(What is needed): Copy all records verbatim.

(Dataset items)

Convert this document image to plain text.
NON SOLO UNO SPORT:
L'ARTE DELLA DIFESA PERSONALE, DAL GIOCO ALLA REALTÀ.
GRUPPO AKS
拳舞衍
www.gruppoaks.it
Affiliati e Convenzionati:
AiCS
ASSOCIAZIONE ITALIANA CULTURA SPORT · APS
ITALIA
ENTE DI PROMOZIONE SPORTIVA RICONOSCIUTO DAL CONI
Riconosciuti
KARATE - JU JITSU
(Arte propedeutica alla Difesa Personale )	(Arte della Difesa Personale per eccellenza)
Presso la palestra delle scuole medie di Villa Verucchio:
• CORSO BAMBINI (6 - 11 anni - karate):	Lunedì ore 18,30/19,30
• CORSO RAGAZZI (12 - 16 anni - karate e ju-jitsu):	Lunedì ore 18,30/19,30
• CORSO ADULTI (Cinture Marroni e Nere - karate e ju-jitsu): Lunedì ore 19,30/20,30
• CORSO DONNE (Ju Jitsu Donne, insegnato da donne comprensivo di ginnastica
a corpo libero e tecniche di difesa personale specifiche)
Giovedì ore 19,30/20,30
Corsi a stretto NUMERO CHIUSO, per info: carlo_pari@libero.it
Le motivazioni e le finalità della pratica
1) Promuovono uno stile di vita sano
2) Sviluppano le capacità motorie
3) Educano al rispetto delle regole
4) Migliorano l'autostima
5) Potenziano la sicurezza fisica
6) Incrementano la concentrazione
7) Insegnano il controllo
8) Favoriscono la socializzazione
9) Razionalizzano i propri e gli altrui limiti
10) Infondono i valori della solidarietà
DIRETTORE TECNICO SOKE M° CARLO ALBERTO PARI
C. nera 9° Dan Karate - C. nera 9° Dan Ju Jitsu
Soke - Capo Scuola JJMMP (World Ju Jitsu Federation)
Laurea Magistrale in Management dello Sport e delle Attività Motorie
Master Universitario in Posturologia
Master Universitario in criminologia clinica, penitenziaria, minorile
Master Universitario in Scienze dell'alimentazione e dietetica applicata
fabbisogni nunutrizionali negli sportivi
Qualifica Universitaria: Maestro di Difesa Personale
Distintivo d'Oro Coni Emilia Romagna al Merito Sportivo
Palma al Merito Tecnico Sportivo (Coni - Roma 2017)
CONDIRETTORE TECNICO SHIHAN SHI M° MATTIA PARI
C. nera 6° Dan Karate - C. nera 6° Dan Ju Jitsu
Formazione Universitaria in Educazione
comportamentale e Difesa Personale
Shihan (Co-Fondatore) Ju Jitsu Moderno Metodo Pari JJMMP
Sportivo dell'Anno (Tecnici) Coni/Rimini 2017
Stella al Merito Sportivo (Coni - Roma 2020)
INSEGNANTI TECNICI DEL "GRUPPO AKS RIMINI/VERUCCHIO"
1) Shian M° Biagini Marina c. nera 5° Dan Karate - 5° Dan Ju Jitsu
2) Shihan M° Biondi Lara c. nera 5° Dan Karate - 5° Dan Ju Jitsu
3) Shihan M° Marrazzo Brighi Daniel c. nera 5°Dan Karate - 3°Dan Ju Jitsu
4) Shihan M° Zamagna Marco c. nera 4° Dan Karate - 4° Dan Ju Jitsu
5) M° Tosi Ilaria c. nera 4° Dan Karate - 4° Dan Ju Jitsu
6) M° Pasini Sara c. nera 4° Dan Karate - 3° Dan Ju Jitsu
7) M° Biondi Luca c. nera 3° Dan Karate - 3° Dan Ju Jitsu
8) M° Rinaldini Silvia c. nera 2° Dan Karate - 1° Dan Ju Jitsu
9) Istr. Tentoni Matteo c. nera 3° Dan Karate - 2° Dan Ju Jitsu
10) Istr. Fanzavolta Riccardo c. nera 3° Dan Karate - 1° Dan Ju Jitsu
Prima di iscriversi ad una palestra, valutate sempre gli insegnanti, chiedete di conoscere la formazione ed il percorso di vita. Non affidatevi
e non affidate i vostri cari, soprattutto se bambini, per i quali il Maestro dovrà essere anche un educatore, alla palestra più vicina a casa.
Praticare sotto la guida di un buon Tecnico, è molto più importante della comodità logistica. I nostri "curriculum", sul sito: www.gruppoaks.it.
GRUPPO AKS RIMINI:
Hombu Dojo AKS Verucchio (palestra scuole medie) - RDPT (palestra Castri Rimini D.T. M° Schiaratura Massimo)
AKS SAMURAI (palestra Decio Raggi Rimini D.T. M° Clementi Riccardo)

(Exercise result):
Convert this document image to plain text.
NON SOLO UNO SPORT:
L'ARTE DELLA DIFESA PERSONALE, DAL GIOCO ALLA REALTÀ.
GRUPPO AKS
拳舞衍
www.gruppoaks.it
Affiliati e Convenzionati:
AiCS
ASSOCIAZIONE ITALIANA CULTURA SPORT · APS
ITALIA
ENTE DI PROMOZIONE SPORTIVA RICONOSCIUTO DAL CONI
Riconosciuti
KARATE - JU JITSU
(Arte propedeutica alla Difesa Personale )	(Arte della Difesa Personale per eccellenza)
Presso la palestra delle scuole medie di Villa Verucchio:
• CORSO BAMBINI (6 - 11 anni - karate):	Lunedì ore 18,30/19,30
• CORSO RAGAZZI (12 - 16 anni - karate e ju-jitsu):	Lunedì ore 18,30/19,30
• CORSO ADULTI (Cinture Marroni e Nere - karate e ju-jitsu): Lunedì ore 19,30/20,30
• CORSO DONNE (Ju Jitsu Donne, insegnato da donne comprensivo di ginnastica
a corpo libero e tecniche di difesa personale specifiche)
Giovedì ore 19,30/20,30
Corsi a stretto NUMERO CHIUSO, per info: carlo_pari@libero.it
Le motivazioni e le finalità della pratica
1) Promuovono uno stile di vita sano
2) Sviluppano le capacità motorie
3) Educano al rispetto delle regole
4) Migliorano l'autostima
5) Potenziano la sicurezza fisica
6) Incrementano la concentrazione
7) Insegnano il controllo
8) Favoriscono la socializzazione
9) Razionalizzano i propri e gli altrui limiti
10) Infondono i valori della solidarietà
DIRETTORE TECNICO SOKE M° CARLO ALBERTO PARI
C. nera 9° Dan Karate - C. nera 9° Dan Ju Jitsu
Soke - Capo Scuola JJMMP (World Ju Jitsu Federation)
Laurea Magistrale in Management dello Sport e delle Attività Motorie
Master Universitario in Posturologia
Master Universitario in criminologia clinica, penitenziaria, minorile
Master Universitario in Scienze dell'alimentazione e dietetica applicata
fabbisogni nunutrizionali negli sportivi
Qualifica Universitaria: Maestro di Difesa Personale
Distintivo d'Oro Coni Emilia Romagna al Merito Sportivo
Palma al Merito Tecnico Sportivo (Coni - Roma 2017)
CONDIRETTORE TECNICO SHIHAN SHI M° MATTIA PARI
C. nera 6° Dan Karate - C. nera 6° Dan Ju Jitsu
Formazione Universitaria in Educazione
comportamentale e Difesa Personale
Shihan (Co-Fondatore) Ju Jitsu Moderno Metodo Pari JJMMP
Sportivo dell'Anno (Tecnici) Coni/Rimini 2017
Stella al Merito Sportivo (Coni - Roma 2020)
INSEGNANTI TECNICI DEL "GRUPPO AKS RIMINI/VERUCCHIO"
1) Shian M° Biagini Marina c. nera 5° Dan Karate - 5° Dan Ju Jitsu
2) Shihan M° Biondi Lara c. nera 5° Dan Karate - 5° Dan Ju Jitsu
3) Shihan M° Marrazzo Brighi Daniel c. nera 5°Dan Karate - 3°Dan Ju Jitsu
4) Shihan M° Zamagna Marco c. nera 4° Dan Karate - 4° Dan Ju Jitsu
5) M° Tosi Ilaria c. nera 4° Dan Karate - 4° Dan Ju Jitsu
6) M° Pasini Sara c. nera 4° Dan Karate - 3° Dan Ju Jitsu
7) M° Biondi Luca c. nera 3° Dan Karate - 3° Dan Ju Jitsu
8) M° Rinaldini Silvia c. nera 2° Dan Karate - 1° Dan Ju Jitsu
9) Istr. Tentoni Matteo c. nera 3° Dan Karate - 2° Dan Ju Jitsu
10) Istr. Fanzavolta Riccardo c. nera 3° Dan Karate - 1° Dan Ju Jitsu
Prima di iscriversi ad una palestra, valutate sempre gli insegnanti, chiedete di conoscere la formazione ed il percorso di vita. Non affidatevi
e non affidate i vostri cari, soprattutto se bambini, per i quali il Maestro dovrà essere anche un educatore, alla palestra più vicina a casa.
Praticare sotto la guida di un buon Tecnico, è molto più importante della comodità logistica. I nostri "curriculum", sul sito: www.gruppoaks.it.
GRUPPO AKS RIMINI:
Hombu Dojo AKS Verucchio (palestra scuole medie) - RDPT (palestra Castri Rimini D.T. M° Schiaratura Massimo)
AKS SAMURAI (palestra Decio Raggi Rimini D.T. M° Clementi Riccardo)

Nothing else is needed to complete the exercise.